**Aim of the task**
Please copy, with no changes, the lines of the items below that run from the line holding "watermark: www.365jz.com <box>676" through the line holding "option-mnemonic-label: 助记词 <box>90", both included.

[Data records]

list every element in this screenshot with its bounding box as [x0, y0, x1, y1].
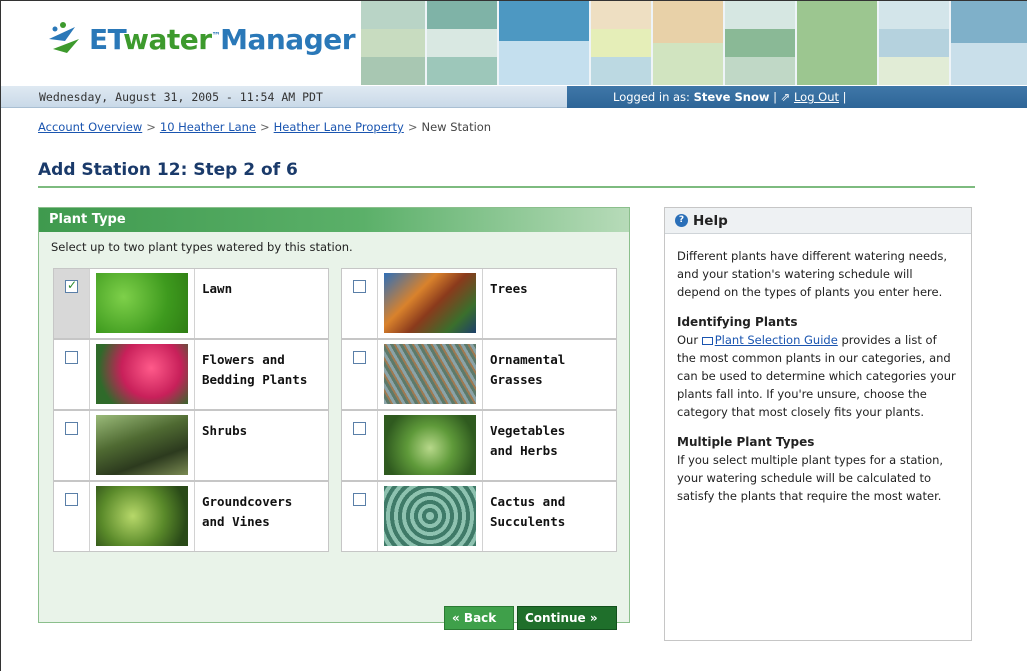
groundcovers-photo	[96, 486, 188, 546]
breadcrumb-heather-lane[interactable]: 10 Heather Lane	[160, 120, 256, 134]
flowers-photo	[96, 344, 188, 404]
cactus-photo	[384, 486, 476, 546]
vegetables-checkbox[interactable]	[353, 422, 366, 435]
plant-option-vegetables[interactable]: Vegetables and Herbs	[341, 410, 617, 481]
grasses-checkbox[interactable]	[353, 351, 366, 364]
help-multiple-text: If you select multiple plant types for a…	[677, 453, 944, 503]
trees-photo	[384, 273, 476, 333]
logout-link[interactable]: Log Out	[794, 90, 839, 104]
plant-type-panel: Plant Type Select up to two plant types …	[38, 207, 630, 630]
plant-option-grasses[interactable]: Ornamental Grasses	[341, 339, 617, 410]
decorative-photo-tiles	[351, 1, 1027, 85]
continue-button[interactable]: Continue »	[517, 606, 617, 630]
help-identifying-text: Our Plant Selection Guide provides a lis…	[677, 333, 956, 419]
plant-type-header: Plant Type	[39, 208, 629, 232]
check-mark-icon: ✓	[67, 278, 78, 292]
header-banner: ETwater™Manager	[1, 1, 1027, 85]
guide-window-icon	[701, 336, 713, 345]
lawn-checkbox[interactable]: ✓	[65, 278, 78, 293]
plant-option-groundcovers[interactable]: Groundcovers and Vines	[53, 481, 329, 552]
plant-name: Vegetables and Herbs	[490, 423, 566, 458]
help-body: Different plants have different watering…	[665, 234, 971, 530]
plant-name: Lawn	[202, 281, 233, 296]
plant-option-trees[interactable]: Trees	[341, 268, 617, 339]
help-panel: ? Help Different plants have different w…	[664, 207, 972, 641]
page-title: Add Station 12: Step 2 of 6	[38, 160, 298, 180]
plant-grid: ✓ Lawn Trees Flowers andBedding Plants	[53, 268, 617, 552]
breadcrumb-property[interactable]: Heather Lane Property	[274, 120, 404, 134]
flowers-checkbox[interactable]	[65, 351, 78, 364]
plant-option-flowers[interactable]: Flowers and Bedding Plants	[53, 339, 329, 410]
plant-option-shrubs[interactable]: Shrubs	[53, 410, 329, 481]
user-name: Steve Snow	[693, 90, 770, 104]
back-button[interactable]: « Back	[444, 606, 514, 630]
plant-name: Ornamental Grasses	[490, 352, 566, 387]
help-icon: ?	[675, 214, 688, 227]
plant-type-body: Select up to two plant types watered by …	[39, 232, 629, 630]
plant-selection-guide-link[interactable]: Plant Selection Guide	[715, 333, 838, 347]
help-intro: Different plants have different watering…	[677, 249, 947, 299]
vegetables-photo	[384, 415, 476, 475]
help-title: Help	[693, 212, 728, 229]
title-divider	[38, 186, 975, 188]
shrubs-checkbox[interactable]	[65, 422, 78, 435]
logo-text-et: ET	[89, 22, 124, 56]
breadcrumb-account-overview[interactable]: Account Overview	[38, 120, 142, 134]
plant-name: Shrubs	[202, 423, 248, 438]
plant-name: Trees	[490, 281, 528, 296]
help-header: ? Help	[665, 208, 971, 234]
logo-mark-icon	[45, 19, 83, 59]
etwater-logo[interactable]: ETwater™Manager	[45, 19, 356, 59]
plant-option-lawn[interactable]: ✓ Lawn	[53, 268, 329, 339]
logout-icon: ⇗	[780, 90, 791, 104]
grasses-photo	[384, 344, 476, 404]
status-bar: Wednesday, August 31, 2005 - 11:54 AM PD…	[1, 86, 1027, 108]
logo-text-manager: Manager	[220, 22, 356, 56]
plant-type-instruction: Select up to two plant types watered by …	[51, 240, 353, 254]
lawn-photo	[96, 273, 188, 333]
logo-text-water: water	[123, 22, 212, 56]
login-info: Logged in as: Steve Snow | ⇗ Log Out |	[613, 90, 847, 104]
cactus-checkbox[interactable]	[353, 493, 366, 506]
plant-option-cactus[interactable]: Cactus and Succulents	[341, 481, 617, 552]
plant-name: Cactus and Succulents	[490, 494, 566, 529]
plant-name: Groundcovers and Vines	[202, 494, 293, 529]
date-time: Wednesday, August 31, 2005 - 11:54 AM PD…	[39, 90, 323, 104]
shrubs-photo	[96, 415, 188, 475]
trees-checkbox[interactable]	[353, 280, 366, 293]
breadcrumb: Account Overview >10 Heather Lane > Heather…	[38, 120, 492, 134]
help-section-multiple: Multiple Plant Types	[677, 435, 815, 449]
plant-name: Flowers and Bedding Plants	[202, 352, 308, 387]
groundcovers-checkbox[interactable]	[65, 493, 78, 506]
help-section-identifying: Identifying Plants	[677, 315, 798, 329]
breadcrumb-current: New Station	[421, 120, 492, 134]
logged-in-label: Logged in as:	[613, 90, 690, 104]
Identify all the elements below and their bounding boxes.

* * *

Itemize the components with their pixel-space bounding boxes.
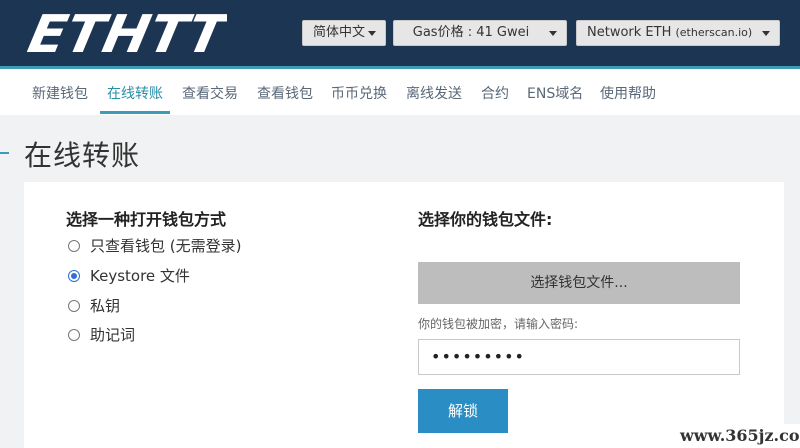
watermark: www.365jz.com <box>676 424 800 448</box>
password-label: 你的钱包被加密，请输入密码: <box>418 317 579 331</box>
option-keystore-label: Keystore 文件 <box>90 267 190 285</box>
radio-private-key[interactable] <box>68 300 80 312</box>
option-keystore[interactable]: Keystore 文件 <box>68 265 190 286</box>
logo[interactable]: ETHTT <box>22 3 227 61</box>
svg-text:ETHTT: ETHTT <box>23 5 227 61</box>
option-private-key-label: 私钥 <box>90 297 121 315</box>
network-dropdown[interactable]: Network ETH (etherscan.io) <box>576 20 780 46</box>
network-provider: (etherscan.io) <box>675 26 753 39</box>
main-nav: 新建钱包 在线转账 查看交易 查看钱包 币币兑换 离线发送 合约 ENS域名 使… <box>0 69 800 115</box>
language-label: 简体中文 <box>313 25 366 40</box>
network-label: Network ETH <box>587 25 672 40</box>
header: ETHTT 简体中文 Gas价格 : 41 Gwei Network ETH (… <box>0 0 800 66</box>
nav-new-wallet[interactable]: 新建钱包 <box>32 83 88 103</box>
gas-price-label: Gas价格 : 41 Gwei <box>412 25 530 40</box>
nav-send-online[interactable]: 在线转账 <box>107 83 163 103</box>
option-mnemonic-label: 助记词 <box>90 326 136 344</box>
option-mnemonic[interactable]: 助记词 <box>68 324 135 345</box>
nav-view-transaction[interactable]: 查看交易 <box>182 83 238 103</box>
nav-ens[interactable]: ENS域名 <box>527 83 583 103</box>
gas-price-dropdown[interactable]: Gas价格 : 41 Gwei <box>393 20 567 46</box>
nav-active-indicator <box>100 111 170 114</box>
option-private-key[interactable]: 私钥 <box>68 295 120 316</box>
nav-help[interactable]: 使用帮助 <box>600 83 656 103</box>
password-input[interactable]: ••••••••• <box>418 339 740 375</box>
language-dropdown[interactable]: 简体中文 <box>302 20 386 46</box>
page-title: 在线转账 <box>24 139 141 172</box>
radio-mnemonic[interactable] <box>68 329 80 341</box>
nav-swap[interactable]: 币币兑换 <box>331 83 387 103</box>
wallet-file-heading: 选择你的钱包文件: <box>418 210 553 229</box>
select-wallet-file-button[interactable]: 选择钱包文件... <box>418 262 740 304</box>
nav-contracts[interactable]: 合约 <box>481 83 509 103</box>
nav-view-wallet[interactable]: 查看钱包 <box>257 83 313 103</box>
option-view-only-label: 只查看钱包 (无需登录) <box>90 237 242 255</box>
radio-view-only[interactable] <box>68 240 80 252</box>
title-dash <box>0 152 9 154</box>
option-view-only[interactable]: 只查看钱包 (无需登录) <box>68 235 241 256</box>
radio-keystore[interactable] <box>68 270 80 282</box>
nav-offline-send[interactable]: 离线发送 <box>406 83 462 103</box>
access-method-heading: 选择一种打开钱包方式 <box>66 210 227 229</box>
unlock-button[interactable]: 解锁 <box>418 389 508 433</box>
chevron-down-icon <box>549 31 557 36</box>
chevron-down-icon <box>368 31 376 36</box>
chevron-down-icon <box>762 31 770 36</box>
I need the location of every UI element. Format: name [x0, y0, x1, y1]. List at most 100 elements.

**Answer in full**
watermark: www.365jz.com <box>676 424 800 448</box>
password-label: 你的钱包被加密，请输入密码: <box>418 317 579 331</box>
option-keystore-label: Keystore 文件 <box>90 267 190 285</box>
radio-private-key[interactable] <box>68 300 80 312</box>
option-keystore[interactable]: Keystore 文件 <box>68 265 190 286</box>
logo[interactable]: ETHTT <box>22 3 227 61</box>
svg-text:ETHTT: ETHTT <box>23 5 227 61</box>
option-private-key-label: 私钥 <box>90 297 121 315</box>
network-dropdown[interactable]: Network ETH (etherscan.io) <box>576 20 780 46</box>
network-provider: (etherscan.io) <box>675 26 753 39</box>
main-nav: 新建钱包 在线转账 查看交易 查看钱包 币币兑换 离线发送 合约 ENS域名 使… <box>0 69 800 115</box>
language-label: 简体中文 <box>313 25 366 40</box>
network-label: Network ETH <box>587 25 672 40</box>
header: ETHTT 简体中文 Gas价格 : 41 Gwei Network ETH (… <box>0 0 800 66</box>
nav-new-wallet[interactable]: 新建钱包 <box>32 83 88 103</box>
gas-price-label: Gas价格 : 41 Gwei <box>412 25 530 40</box>
nav-send-online[interactable]: 在线转账 <box>107 83 163 103</box>
option-mnemonic-label: 助记词 <box>90 326 136 344</box>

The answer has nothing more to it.